(Annotated element entries)
<<<<

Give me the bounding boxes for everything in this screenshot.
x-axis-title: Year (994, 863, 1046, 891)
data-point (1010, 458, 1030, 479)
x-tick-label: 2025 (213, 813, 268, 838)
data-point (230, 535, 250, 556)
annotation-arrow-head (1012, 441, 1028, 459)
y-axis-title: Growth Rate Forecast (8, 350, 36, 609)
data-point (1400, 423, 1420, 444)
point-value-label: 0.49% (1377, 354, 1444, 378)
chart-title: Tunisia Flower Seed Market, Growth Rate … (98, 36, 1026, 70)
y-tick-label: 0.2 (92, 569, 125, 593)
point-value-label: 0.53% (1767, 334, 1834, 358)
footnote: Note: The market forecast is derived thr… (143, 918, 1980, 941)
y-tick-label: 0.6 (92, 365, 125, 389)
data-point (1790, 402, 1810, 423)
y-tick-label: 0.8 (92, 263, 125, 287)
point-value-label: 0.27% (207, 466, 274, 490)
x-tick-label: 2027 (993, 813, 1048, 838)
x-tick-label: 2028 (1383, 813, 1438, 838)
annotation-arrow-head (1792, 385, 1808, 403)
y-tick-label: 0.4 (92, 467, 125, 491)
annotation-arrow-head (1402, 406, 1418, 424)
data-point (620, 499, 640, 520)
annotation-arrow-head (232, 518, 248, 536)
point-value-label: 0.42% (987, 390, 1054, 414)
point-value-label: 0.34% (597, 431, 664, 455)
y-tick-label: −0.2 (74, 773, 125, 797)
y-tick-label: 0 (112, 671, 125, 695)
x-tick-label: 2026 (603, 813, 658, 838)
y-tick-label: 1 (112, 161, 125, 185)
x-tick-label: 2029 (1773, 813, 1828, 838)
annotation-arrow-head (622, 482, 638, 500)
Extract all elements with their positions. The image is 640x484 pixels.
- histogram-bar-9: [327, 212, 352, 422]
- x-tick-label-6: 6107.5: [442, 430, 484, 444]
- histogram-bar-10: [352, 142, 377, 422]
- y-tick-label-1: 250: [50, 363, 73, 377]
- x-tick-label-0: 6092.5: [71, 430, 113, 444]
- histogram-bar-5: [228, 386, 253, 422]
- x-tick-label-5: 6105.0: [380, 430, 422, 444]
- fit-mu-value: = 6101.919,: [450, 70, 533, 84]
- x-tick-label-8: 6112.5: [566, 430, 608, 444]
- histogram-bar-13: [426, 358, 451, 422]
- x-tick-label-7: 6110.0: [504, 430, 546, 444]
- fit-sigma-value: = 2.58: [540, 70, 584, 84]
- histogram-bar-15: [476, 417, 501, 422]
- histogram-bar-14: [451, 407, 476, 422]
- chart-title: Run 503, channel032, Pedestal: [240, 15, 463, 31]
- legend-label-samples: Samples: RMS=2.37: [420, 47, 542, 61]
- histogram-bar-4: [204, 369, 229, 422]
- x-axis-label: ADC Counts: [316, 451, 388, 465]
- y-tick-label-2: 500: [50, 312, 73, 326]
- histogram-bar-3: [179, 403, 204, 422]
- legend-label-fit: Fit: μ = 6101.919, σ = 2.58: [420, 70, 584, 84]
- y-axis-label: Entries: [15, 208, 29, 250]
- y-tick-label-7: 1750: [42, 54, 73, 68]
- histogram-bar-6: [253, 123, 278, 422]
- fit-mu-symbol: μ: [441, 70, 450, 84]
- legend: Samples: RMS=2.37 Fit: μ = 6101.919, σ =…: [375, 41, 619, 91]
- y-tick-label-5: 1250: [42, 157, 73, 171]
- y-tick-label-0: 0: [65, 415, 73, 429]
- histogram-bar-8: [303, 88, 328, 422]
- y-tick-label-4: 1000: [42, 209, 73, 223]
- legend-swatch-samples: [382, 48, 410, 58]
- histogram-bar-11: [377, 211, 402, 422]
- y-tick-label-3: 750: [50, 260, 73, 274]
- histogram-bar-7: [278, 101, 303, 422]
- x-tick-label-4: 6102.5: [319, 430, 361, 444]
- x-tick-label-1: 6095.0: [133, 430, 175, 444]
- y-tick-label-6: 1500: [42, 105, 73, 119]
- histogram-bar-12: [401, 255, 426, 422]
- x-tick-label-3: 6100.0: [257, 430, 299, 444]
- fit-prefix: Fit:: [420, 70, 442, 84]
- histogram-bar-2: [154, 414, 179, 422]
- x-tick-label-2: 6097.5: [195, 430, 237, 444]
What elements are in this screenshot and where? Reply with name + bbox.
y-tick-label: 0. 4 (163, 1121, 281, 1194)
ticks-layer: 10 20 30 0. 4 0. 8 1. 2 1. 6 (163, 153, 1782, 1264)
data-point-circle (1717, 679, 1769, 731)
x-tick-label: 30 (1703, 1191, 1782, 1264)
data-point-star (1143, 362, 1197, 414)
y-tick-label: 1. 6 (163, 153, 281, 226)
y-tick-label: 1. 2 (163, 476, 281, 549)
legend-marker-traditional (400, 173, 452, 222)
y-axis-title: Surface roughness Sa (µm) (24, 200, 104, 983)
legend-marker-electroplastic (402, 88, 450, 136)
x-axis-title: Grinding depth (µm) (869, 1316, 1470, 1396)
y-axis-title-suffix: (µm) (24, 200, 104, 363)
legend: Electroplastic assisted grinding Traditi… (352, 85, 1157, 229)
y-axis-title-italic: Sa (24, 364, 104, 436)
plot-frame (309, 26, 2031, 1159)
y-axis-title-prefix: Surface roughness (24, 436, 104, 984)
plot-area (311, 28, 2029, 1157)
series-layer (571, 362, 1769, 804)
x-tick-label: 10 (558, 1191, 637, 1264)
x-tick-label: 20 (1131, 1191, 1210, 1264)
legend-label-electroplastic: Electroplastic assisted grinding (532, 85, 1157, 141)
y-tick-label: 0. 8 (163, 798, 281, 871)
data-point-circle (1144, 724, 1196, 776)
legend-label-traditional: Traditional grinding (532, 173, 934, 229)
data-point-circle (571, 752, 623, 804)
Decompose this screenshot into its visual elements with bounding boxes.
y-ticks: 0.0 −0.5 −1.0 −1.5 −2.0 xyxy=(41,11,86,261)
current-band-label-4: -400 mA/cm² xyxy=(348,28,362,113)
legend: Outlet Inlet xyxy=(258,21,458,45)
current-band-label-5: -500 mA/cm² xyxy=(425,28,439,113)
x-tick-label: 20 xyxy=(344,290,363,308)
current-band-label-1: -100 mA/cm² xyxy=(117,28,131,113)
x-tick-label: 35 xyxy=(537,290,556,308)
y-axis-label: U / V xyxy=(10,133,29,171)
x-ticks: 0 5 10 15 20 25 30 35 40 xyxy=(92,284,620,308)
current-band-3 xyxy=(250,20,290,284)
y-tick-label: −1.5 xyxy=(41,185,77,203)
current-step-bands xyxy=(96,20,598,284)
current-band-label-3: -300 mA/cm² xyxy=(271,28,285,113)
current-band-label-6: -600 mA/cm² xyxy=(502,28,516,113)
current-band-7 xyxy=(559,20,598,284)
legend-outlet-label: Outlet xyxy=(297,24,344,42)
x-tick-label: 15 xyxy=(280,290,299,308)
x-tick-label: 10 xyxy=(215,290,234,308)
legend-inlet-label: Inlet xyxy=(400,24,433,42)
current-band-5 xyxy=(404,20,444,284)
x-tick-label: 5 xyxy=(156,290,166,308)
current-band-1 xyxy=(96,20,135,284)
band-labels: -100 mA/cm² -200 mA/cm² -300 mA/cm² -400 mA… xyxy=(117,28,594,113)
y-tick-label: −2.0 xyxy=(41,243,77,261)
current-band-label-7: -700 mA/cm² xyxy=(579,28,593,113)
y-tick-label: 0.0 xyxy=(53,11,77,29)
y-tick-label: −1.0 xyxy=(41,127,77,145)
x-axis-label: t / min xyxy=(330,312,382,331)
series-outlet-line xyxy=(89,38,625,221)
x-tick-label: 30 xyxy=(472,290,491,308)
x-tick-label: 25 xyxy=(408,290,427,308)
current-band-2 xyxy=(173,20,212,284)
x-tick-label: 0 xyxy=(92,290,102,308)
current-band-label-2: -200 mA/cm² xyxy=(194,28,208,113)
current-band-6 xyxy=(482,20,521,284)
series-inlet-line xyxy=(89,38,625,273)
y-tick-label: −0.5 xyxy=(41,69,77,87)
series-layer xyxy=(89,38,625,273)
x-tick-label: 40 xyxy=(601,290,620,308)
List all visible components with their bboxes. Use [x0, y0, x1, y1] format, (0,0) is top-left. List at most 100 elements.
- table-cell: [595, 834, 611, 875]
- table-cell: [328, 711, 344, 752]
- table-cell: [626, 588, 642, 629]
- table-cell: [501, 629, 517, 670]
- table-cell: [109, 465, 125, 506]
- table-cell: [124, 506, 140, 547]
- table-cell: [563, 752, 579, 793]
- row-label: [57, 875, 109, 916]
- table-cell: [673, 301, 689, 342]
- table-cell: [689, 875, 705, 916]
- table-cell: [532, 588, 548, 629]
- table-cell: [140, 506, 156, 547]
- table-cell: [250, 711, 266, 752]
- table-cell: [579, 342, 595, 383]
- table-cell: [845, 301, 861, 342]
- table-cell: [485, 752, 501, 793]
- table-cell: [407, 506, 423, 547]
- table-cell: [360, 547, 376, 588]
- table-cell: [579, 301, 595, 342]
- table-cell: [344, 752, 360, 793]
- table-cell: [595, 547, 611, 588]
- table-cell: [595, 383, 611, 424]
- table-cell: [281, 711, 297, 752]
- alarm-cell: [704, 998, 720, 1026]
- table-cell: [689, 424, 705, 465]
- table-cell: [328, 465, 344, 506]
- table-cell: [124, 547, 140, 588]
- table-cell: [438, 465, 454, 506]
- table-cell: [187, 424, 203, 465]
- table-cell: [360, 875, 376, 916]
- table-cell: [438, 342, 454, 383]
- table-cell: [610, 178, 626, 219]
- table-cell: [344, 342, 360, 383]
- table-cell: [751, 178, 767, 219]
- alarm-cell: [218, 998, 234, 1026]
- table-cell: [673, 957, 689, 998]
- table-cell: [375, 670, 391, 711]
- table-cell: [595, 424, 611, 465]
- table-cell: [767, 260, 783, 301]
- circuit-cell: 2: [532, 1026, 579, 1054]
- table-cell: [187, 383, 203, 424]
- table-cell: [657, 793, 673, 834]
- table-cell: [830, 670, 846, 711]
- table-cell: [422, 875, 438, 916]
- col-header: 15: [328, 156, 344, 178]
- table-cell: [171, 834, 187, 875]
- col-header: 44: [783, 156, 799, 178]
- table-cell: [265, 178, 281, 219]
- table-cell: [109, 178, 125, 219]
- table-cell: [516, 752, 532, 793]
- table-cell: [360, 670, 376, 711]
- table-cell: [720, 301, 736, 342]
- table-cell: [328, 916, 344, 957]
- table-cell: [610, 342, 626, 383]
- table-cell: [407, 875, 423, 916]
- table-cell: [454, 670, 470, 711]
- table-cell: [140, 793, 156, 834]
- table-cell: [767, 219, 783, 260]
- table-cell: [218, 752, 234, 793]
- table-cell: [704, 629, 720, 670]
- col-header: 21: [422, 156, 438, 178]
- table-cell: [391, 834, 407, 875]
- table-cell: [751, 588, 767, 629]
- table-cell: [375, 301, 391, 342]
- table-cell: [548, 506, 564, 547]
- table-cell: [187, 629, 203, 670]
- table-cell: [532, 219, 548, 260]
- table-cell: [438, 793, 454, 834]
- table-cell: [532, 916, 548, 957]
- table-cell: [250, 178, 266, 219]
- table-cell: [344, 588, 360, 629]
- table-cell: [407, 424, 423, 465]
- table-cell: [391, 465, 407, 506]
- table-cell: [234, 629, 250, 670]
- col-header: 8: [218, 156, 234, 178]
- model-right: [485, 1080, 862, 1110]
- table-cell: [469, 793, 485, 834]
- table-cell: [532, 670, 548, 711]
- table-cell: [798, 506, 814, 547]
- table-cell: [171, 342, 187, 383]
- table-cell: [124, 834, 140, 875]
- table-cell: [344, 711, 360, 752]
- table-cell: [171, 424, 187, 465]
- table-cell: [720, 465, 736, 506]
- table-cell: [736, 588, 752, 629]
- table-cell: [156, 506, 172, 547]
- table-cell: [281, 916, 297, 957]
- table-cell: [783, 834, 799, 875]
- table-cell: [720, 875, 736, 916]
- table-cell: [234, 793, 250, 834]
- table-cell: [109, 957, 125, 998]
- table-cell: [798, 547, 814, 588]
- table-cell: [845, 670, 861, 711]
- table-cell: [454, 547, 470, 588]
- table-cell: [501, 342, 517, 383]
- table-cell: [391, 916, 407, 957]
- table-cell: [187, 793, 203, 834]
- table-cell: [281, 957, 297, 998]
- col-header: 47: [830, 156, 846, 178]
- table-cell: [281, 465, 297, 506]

>>>>

* _Written request_
Pull out every line in the rows above that contains the string "circle" and list those lines in their original order.

* _Expected answer_
data-point-circle (1717, 679, 1769, 731)
data-point-circle (1144, 724, 1196, 776)
data-point-circle (571, 752, 623, 804)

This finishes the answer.